Stored data entries:
-- start --

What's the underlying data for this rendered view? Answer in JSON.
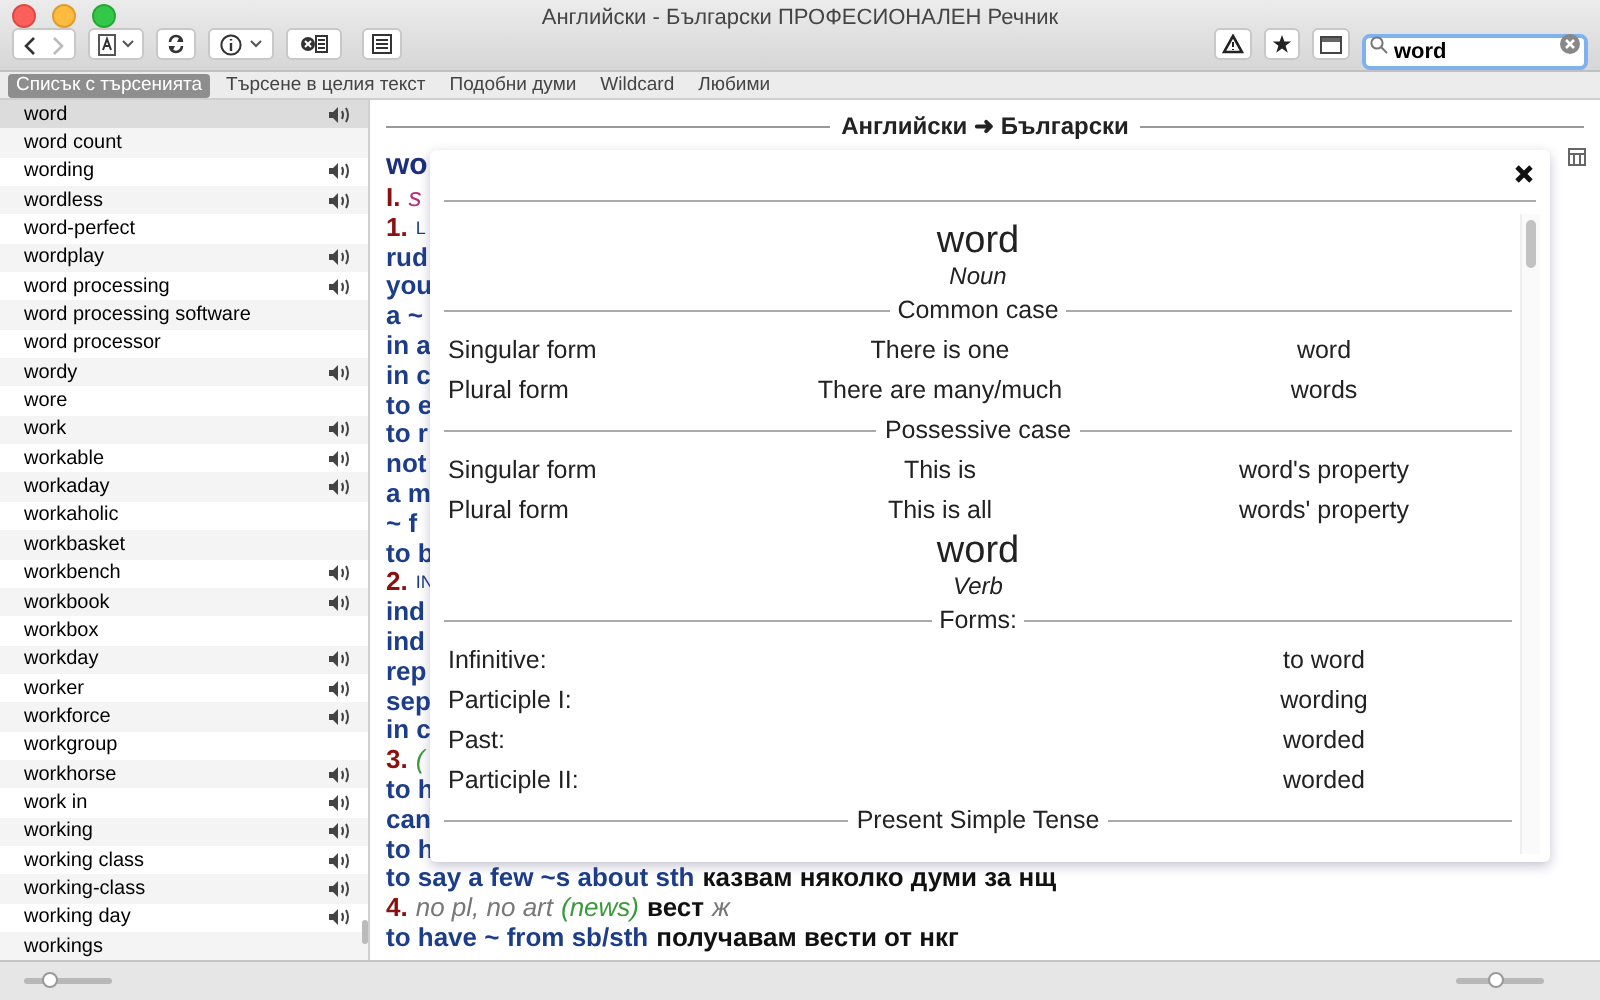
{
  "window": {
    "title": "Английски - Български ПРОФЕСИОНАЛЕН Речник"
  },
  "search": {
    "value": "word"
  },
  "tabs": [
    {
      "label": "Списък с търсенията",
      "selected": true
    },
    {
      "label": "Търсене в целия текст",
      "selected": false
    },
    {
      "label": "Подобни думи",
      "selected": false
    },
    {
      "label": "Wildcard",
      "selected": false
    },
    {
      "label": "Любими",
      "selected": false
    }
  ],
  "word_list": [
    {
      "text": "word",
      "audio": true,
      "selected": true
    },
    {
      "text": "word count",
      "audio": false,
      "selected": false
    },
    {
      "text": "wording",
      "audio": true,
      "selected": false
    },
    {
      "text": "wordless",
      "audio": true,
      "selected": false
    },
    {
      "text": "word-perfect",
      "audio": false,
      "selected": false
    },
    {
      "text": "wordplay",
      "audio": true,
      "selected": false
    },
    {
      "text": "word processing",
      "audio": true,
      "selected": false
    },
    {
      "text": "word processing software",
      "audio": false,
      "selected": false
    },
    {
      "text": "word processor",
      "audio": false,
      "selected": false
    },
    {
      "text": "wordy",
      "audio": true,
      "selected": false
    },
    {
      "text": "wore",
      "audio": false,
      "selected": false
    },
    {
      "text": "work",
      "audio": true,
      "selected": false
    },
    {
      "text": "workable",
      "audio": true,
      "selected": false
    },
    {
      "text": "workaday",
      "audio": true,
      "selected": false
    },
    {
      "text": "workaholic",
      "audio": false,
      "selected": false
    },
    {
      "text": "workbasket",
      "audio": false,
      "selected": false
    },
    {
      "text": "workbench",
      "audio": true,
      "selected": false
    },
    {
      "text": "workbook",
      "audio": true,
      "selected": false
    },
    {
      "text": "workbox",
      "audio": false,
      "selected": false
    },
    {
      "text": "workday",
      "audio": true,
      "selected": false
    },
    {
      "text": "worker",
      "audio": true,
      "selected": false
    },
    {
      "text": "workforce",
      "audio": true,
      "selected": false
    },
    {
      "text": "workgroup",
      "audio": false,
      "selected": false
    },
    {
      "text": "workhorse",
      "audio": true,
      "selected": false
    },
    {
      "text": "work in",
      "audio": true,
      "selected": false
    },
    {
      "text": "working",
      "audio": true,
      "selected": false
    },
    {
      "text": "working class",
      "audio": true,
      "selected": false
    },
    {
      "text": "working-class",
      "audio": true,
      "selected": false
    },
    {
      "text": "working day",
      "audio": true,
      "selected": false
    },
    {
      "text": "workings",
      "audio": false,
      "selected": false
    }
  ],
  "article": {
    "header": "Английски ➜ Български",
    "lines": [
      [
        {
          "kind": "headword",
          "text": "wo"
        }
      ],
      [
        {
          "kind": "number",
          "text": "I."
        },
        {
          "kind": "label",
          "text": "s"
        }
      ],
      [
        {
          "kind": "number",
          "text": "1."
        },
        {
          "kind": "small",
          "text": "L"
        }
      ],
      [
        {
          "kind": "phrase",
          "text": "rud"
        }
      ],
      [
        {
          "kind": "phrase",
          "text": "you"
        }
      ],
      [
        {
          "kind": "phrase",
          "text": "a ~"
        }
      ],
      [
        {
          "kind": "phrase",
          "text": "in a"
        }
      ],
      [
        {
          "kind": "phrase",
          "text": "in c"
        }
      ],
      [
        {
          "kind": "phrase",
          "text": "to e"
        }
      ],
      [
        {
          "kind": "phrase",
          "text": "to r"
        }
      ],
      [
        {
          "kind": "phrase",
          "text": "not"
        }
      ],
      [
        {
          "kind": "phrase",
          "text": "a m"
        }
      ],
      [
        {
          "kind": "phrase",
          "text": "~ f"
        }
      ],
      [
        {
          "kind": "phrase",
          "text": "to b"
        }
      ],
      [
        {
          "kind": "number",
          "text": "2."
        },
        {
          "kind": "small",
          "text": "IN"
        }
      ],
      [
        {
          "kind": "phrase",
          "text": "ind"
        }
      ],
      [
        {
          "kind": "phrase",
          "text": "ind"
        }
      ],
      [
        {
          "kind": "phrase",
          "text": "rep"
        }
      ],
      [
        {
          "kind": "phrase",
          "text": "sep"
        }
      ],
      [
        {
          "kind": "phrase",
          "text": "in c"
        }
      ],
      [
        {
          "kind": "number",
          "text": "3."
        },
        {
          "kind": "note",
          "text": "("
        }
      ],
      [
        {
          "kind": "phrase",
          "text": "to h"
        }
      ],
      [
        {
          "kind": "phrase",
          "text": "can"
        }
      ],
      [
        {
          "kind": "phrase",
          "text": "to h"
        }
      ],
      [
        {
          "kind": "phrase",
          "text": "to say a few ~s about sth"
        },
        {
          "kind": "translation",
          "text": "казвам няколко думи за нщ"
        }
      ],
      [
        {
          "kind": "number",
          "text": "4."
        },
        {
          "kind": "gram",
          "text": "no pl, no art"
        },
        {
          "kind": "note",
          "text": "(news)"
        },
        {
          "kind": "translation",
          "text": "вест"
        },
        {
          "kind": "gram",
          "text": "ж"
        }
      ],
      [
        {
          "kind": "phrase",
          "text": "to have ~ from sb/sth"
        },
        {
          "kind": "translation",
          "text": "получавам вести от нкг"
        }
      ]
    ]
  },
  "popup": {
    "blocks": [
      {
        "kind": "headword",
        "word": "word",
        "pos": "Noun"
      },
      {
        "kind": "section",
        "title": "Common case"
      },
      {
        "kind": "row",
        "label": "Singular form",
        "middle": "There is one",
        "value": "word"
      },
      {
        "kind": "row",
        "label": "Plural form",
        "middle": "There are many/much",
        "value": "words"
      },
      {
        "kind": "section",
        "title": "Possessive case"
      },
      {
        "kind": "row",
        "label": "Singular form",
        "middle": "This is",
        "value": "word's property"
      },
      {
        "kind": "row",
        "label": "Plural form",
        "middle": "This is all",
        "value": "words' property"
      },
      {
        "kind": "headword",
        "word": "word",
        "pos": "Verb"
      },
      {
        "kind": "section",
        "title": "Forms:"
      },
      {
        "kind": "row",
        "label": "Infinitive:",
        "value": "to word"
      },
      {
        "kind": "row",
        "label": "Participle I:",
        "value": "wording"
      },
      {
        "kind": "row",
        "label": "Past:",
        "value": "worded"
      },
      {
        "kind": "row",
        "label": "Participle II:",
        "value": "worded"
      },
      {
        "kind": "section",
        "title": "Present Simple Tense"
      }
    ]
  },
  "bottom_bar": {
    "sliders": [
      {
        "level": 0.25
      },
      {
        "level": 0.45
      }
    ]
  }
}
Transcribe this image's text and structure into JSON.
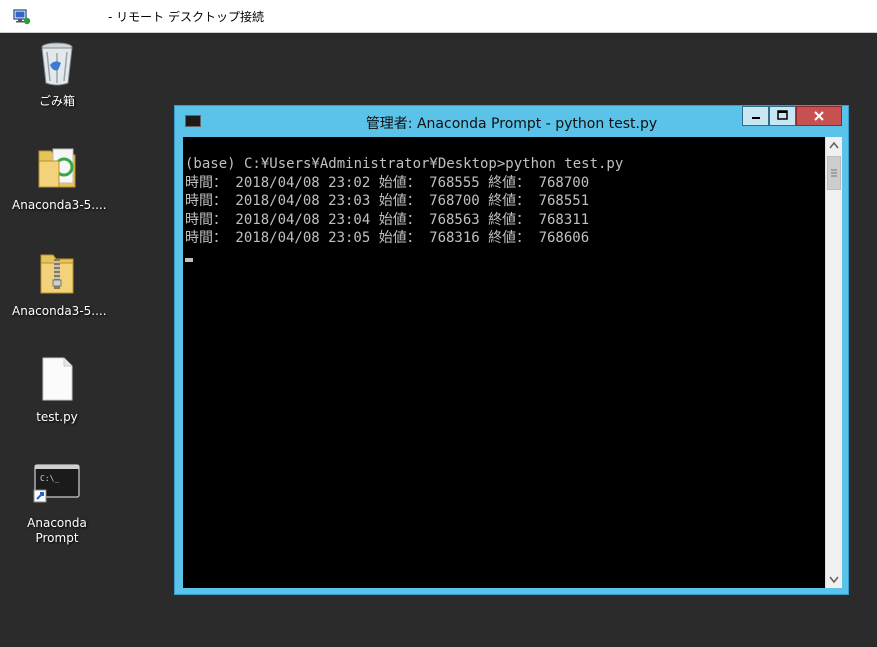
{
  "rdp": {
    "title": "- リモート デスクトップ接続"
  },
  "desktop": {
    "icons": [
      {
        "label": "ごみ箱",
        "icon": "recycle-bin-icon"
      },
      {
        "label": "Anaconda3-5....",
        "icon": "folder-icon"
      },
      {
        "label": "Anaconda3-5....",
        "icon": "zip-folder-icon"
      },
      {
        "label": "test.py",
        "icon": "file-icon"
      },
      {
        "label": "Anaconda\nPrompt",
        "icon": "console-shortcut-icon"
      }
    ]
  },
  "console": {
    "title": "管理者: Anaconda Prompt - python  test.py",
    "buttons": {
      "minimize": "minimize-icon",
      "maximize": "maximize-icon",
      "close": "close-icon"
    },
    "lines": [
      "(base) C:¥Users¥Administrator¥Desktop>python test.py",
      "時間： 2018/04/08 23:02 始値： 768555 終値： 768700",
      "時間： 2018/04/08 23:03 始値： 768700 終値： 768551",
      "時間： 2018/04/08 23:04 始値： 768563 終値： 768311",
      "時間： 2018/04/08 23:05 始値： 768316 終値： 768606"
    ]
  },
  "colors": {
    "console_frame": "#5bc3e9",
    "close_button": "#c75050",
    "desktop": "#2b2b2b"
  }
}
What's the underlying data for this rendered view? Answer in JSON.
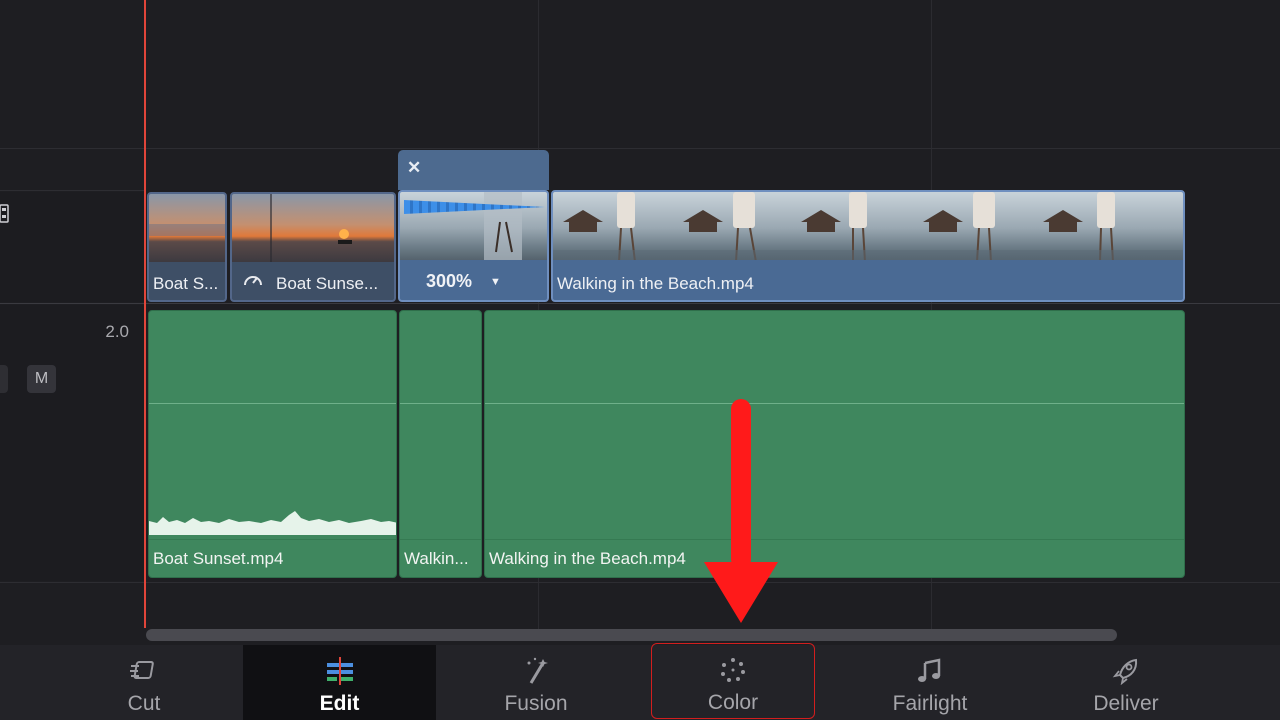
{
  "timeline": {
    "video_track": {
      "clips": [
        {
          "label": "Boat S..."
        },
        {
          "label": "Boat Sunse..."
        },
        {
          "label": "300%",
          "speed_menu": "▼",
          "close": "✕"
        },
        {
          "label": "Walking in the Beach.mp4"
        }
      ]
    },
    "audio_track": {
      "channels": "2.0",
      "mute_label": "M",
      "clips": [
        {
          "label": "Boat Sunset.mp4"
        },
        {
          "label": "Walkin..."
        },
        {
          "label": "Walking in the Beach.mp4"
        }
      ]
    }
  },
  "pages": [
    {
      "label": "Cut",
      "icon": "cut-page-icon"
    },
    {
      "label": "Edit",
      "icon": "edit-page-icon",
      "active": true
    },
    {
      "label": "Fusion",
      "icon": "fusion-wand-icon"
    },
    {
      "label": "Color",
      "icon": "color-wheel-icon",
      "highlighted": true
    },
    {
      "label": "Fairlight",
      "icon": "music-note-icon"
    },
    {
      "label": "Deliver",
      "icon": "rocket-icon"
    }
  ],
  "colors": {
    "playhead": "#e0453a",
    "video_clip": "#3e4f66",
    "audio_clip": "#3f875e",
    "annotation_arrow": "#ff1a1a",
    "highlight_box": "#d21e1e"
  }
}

-- end --

• Written exercise: Find every line containing the word "Boat", then give the total and nothing more.

• Written answer: 3